**Records shown:**
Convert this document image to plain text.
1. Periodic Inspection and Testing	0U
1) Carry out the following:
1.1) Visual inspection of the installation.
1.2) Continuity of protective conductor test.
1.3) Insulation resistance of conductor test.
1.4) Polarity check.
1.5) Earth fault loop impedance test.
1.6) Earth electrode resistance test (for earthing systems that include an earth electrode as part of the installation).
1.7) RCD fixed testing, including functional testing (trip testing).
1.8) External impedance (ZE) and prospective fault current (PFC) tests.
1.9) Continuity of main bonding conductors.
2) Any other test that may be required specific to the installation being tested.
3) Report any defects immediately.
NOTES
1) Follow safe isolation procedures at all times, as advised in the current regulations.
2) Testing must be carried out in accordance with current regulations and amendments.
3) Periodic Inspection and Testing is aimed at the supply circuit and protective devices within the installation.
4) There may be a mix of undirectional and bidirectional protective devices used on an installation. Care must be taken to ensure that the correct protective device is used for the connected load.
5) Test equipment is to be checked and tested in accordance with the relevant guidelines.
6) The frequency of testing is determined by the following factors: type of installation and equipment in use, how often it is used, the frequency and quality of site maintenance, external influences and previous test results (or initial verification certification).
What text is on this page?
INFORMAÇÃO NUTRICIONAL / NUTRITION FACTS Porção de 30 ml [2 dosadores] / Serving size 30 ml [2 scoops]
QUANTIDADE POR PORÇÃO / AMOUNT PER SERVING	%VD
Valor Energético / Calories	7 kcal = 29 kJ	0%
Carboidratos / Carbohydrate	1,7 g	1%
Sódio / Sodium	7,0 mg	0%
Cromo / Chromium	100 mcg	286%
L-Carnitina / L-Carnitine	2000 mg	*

**Aim:** For each line of the listing that holds the word "protective", show that line.

**Finished task:**
1.2) Continuity of protective conductor test.
3) Periodic Inspection and Testing is aimed at the supply circuit and protective devices within the installation.
4) There may be a mix of undirectional and bidirectional protective devices used on an installation. Care must be taken to ensure that the correct protective device is used for the connected load.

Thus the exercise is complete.